Extracted information ->
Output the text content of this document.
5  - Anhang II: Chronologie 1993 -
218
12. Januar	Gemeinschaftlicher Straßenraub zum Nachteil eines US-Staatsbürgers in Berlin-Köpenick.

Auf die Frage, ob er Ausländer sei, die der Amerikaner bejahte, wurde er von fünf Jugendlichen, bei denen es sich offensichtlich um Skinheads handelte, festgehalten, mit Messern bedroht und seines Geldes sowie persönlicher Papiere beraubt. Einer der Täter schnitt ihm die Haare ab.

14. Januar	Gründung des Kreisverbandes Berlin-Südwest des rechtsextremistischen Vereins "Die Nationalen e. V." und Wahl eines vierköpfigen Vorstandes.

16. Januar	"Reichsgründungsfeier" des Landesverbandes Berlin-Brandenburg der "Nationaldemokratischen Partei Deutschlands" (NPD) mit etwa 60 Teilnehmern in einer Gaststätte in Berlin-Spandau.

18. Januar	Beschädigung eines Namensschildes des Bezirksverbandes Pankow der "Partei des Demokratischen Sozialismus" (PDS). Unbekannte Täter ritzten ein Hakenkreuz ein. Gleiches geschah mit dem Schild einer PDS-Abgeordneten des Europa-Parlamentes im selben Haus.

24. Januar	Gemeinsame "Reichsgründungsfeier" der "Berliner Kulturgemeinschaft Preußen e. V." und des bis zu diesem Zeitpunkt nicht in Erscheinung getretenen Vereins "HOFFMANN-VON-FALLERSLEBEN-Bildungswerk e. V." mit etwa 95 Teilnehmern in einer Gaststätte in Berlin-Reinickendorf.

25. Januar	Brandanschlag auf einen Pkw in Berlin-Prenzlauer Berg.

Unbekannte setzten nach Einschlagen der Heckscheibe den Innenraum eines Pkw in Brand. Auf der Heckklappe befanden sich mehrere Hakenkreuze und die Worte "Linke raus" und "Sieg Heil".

Exercise requirements ->
Copy the material above verbatim.

Result of this task ->
Output the text content of this document.
5  - Anhang II: Chronologie 1993 -
218
12. Januar	Gemeinschaftlicher Straßenraub zum Nachteil eines US-Staatsbürgers in Berlin-Köpenick.

Auf die Frage, ob er Ausländer sei, die der Amerikaner bejahte, wurde er von fünf Jugendlichen, bei denen es sich offensichtlich um Skinheads handelte, festgehalten, mit Messern bedroht und seines Geldes sowie persönlicher Papiere beraubt. Einer der Täter schnitt ihm die Haare ab.

14. Januar	Gründung des Kreisverbandes Berlin-Südwest des rechtsextremistischen Vereins "Die Nationalen e. V." und Wahl eines vierköpfigen Vorstandes.

16. Januar	"Reichsgründungsfeier" des Landesverbandes Berlin-Brandenburg der "Nationaldemokratischen Partei Deutschlands" (NPD) mit etwa 60 Teilnehmern in einer Gaststätte in Berlin-Spandau.

18. Januar	Beschädigung eines Namensschildes des Bezirksverbandes Pankow der "Partei des Demokratischen Sozialismus" (PDS). Unbekannte Täter ritzten ein Hakenkreuz ein. Gleiches geschah mit dem Schild einer PDS-Abgeordneten des Europa-Parlamentes im selben Haus.

24. Januar	Gemeinsame "Reichsgründungsfeier" der "Berliner Kulturgemeinschaft Preußen e. V." und des bis zu diesem Zeitpunkt nicht in Erscheinung getretenen Vereins "HOFFMANN-VON-FALLERSLEBEN-Bildungswerk e. V." mit etwa 95 Teilnehmern in einer Gaststätte in Berlin-Reinickendorf.

25. Januar	Brandanschlag auf einen Pkw in Berlin-Prenzlauer Berg.

Unbekannte setzten nach Einschlagen der Heckscheibe den Innenraum eines Pkw in Brand. Auf der Heckklappe befanden sich mehrere Hakenkreuze und die Worte "Linke raus" und "Sieg Heil".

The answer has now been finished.